Find how many lines hold the word "عليها". Give only the number.
-- begin The records --
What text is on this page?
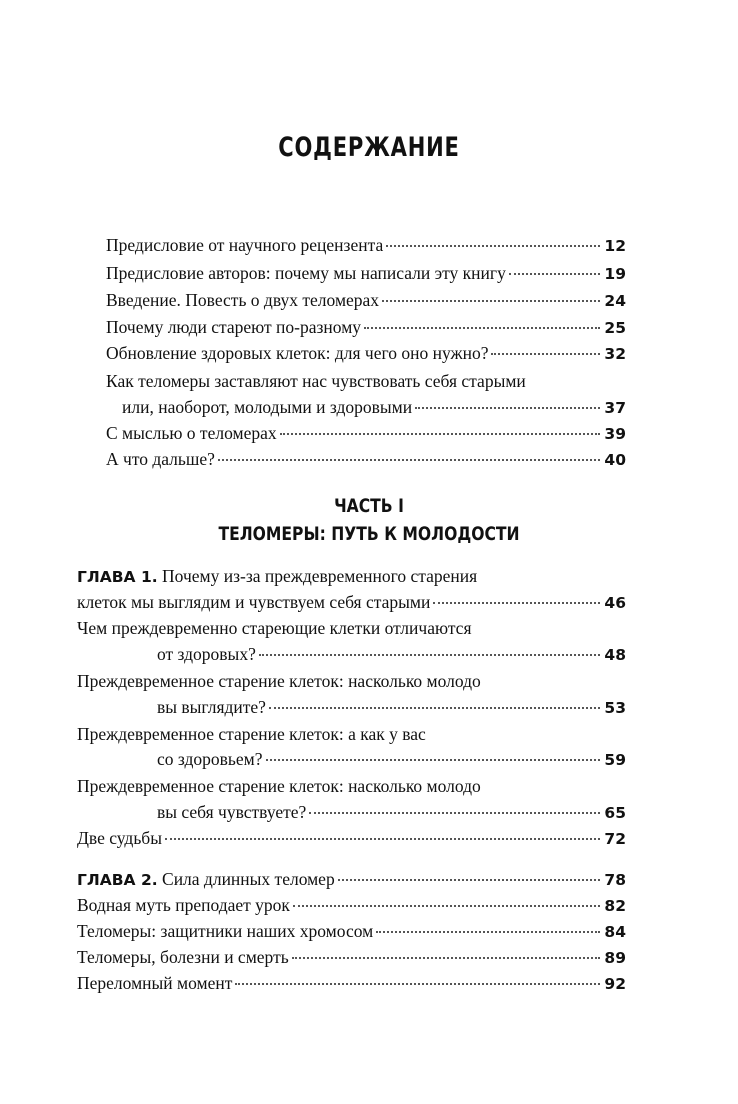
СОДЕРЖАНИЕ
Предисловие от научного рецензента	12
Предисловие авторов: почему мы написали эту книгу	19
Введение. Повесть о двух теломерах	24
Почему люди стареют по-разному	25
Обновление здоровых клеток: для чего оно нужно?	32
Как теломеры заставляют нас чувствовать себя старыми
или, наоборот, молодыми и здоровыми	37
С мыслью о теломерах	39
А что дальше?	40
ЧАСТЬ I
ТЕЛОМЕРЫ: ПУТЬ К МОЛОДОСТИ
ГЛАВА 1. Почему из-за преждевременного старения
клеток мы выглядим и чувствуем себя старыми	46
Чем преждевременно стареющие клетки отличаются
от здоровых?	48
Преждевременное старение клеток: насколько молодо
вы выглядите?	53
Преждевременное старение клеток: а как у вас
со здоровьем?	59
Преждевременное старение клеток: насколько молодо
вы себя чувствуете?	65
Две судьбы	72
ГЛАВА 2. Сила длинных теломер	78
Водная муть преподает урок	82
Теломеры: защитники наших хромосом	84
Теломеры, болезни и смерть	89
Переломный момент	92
-- end The records --
-- begin The records --
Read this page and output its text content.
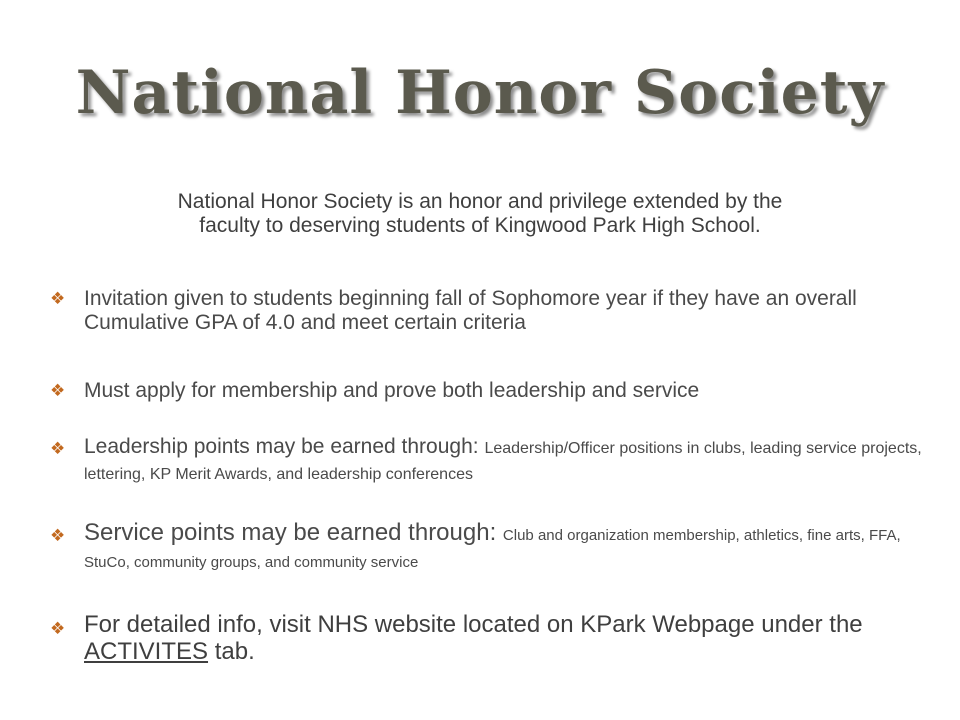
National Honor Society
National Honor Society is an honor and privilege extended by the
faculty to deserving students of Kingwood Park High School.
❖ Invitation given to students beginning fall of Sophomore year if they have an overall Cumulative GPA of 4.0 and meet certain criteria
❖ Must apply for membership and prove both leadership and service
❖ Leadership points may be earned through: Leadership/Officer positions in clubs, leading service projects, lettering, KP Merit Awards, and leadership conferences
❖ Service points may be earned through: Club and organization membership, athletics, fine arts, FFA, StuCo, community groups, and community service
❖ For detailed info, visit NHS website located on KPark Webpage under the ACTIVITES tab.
-- end The records --
-- begin The records --
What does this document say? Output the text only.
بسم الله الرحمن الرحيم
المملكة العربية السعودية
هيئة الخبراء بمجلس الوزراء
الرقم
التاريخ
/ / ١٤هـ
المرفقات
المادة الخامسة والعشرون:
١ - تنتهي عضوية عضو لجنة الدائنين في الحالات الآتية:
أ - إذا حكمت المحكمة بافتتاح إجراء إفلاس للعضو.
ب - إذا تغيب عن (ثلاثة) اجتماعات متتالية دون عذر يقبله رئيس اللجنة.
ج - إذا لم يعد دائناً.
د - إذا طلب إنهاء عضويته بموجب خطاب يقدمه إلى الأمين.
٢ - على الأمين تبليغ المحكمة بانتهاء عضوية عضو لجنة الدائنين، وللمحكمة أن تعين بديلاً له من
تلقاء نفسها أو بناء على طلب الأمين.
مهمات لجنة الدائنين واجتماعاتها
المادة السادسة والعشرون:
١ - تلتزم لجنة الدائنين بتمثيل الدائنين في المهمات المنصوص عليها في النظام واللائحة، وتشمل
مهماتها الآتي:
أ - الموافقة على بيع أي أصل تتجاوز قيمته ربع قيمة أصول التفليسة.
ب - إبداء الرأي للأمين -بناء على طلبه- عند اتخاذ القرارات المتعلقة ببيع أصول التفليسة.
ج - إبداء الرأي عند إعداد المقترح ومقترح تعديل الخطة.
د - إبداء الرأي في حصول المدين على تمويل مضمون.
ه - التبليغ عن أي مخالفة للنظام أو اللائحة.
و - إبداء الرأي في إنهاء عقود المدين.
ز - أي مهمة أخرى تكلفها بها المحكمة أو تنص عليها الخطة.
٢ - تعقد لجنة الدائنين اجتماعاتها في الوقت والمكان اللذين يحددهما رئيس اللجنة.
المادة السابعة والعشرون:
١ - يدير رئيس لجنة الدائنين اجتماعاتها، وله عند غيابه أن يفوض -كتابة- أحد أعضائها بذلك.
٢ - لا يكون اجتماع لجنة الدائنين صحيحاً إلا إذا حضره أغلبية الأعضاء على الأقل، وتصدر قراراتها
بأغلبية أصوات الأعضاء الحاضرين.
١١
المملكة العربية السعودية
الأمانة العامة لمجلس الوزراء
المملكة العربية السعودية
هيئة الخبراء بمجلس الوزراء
-- end The records --
## [Answer to the exercise]
2